• **Assignment**
Take each line of the records below that contains the string "mitosis" and copy it.

───── Source material ─────

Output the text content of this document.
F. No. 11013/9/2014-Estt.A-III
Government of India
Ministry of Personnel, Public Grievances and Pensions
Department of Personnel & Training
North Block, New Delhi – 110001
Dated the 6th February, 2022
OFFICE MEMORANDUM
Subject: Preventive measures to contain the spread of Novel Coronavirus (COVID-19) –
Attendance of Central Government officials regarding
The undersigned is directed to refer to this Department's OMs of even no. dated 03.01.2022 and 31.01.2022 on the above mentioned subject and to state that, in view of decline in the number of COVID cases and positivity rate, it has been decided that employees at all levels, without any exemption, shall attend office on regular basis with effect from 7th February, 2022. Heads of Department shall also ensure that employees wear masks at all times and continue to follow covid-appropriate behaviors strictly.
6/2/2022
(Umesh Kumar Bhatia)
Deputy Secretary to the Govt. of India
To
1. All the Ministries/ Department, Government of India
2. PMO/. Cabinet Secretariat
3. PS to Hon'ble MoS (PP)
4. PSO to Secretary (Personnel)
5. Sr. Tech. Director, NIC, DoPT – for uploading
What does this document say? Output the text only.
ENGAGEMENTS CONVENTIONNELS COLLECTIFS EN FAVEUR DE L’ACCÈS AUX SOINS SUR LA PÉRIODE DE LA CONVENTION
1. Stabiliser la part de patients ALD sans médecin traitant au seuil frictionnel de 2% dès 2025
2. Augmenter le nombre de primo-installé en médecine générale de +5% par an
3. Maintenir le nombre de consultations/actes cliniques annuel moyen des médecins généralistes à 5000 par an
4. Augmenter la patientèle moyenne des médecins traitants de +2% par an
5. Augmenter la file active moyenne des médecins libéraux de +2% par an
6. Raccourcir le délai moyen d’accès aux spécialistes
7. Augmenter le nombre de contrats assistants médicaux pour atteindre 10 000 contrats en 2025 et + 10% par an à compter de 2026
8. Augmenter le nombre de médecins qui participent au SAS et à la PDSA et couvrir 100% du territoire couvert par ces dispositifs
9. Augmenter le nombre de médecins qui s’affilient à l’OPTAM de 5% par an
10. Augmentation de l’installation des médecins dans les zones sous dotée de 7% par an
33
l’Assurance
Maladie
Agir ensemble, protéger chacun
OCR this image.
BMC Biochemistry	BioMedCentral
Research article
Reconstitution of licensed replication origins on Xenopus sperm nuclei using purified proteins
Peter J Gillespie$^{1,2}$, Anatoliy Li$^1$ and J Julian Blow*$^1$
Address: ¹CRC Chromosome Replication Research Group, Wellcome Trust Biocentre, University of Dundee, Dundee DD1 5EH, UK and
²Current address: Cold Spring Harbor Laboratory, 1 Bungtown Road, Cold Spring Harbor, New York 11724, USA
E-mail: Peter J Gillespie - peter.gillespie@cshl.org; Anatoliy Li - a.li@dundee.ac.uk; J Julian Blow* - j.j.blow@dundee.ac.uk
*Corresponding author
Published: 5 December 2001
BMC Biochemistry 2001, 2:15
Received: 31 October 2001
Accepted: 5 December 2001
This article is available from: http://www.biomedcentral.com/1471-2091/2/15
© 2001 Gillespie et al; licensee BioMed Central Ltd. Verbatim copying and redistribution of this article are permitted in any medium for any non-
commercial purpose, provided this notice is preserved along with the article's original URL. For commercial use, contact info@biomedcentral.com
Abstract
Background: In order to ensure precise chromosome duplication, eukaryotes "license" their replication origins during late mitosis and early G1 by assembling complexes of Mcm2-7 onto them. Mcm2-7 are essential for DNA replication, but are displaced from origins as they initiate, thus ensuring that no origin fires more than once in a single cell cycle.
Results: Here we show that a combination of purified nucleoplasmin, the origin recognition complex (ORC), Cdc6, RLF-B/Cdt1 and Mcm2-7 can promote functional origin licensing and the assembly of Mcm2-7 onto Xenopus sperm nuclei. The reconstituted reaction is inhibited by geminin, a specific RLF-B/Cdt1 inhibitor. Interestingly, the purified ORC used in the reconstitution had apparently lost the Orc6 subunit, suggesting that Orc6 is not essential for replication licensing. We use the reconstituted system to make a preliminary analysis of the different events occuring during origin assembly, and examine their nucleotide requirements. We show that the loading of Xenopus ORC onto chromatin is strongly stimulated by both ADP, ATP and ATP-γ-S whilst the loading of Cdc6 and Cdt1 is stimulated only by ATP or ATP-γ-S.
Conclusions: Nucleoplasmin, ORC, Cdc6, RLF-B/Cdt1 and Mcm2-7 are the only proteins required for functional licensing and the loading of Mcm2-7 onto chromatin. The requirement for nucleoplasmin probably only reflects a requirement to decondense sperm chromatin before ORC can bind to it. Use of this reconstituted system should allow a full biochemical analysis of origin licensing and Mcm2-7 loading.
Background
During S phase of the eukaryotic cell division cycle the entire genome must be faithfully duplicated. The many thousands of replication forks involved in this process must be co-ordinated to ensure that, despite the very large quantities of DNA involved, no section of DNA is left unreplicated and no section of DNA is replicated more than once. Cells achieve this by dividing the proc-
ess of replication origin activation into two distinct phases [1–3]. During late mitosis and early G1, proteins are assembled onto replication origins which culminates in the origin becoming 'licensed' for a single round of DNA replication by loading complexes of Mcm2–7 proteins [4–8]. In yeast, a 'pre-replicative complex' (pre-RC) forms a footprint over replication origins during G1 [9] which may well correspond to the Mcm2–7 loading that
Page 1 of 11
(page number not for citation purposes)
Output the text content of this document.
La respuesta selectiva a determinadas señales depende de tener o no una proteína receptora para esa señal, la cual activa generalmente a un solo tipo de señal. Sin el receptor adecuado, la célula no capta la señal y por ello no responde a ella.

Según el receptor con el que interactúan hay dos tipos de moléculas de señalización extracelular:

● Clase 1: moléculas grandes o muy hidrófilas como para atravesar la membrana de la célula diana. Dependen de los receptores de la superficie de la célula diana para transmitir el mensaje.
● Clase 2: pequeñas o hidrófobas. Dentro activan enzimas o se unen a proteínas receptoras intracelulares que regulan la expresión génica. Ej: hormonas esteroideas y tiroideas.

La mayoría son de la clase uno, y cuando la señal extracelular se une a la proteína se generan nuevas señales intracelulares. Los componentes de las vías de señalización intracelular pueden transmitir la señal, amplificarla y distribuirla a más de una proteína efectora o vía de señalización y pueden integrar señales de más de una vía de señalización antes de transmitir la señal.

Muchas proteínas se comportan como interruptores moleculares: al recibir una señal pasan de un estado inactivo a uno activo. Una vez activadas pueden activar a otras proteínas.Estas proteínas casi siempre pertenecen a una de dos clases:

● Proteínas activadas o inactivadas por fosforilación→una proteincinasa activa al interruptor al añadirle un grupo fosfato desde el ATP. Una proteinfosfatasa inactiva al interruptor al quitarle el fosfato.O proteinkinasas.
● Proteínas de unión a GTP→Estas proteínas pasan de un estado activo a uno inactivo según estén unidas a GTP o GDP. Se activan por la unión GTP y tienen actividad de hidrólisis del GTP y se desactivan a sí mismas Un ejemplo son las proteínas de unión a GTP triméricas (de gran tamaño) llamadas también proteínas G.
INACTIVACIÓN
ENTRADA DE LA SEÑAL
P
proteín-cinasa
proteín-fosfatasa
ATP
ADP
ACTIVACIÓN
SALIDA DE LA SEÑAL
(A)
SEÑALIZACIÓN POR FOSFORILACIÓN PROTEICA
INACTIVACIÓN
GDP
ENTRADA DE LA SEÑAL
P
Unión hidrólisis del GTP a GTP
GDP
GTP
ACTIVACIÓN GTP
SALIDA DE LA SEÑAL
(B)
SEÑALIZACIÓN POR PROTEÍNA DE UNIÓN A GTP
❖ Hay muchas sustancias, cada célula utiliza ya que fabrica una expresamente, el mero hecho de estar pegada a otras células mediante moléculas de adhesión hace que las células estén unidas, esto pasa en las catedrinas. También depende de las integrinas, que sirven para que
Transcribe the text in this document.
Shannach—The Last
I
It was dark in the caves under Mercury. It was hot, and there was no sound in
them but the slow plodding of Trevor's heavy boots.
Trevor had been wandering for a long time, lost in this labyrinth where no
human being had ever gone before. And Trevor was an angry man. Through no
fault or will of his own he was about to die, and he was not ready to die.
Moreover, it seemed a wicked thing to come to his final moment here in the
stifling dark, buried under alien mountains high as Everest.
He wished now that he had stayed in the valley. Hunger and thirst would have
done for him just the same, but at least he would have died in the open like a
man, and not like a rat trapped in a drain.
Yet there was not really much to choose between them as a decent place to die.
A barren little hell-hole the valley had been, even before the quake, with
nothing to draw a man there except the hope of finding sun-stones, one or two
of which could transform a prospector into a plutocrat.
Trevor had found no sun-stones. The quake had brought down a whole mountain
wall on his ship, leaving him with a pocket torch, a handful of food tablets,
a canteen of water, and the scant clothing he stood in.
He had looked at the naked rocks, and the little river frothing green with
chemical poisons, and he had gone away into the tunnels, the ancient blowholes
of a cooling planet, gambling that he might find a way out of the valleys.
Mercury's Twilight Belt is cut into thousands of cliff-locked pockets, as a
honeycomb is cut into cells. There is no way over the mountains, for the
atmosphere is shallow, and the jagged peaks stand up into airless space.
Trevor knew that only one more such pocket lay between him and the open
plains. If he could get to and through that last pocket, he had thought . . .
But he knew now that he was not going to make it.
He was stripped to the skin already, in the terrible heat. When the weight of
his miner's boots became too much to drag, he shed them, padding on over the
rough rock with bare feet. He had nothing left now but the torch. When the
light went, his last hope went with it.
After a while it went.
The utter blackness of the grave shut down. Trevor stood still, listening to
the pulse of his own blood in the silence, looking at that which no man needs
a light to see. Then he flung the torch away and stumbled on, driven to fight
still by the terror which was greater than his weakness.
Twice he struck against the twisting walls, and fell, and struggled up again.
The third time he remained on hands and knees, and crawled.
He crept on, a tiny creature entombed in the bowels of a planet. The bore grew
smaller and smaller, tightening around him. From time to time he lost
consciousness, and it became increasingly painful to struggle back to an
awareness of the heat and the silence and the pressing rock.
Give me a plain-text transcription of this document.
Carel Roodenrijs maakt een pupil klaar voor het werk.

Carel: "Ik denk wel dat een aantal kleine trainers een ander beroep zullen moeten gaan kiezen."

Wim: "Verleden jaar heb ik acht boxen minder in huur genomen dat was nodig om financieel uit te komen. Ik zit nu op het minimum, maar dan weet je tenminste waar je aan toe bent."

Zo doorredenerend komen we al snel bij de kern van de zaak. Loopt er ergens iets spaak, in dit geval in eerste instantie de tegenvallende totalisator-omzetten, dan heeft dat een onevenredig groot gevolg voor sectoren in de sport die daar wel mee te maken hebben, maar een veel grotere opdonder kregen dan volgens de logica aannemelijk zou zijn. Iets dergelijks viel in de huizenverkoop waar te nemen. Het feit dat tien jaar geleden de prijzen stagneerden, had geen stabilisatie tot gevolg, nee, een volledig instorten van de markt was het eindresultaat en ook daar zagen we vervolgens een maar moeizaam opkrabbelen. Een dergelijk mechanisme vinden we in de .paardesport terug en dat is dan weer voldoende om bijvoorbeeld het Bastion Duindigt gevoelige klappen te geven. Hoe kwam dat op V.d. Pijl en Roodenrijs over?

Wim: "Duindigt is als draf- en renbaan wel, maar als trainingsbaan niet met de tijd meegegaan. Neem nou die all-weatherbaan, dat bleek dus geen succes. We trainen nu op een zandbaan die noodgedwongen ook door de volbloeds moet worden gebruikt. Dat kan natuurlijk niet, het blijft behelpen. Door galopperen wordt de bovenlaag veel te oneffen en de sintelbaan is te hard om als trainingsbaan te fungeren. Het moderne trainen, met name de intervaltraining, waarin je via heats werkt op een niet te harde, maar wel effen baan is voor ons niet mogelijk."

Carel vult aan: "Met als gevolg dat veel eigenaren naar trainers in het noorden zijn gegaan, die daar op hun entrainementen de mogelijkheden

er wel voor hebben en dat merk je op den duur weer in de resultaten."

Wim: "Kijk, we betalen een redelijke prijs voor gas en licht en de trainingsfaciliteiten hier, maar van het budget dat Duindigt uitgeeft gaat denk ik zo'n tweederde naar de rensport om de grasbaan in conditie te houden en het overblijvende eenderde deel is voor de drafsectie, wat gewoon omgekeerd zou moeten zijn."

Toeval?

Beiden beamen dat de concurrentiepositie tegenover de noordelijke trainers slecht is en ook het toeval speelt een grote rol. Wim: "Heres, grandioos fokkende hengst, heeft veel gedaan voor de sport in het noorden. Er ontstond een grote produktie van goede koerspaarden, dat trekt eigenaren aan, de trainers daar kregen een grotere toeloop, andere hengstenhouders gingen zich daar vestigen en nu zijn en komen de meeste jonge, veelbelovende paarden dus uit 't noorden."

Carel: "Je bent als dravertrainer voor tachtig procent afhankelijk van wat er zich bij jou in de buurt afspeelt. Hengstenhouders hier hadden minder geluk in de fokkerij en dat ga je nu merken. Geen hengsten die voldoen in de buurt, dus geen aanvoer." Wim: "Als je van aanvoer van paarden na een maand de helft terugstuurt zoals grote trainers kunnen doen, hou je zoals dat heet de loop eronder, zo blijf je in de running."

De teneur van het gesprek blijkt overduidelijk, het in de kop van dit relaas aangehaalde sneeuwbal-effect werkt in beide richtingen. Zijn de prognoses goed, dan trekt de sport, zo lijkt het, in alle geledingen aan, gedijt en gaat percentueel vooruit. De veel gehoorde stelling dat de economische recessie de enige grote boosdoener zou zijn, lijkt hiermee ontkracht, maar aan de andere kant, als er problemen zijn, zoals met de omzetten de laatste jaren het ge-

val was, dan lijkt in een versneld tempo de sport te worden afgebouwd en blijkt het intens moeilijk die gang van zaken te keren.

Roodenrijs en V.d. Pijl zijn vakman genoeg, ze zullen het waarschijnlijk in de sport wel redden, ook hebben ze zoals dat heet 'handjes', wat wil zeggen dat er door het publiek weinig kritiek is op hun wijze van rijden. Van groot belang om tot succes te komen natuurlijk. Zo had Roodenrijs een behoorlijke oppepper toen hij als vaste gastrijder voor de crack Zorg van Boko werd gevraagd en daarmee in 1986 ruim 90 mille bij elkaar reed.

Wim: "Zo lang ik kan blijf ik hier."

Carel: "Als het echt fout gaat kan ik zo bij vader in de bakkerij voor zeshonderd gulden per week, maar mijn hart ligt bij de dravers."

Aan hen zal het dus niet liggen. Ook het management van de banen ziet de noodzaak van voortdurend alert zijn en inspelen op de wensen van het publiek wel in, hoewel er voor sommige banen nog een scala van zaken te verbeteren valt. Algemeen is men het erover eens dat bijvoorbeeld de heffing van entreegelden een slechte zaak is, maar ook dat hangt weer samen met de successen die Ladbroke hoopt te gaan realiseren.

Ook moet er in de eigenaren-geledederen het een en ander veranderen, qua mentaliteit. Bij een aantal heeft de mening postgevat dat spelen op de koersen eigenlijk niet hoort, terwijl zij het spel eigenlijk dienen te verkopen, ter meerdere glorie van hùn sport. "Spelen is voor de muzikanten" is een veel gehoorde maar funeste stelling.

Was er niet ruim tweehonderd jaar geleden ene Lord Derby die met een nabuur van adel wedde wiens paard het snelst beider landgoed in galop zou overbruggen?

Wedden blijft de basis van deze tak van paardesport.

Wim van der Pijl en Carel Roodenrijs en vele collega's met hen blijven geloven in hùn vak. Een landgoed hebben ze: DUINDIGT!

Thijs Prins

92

─────

• **Exercise response**
Background: In order to ensure precise chromosome duplication, eukaryotes "license" their replication origins during late mitosis and early G1 by assembling complexes of Mcm2-7 onto them. Mcm2-7 are essential for DNA replication, but are displaced from origins as they initiate, thus ensuring that no origin fires more than once in a single cell cycle.
ess of replication origin activation into two distinct phases [1–3]. During late mitosis and early G1, proteins are assembled onto replication origins which culminates in the origin becoming 'licensed' for a single round of DNA replication by loading complexes of Mcm2–7 proteins [4–8]. In yeast, a 'pre-replicative complex' (pre-RC) forms a footprint over replication origins during G1 [9] which may well correspond to the Mcm2–7 loading that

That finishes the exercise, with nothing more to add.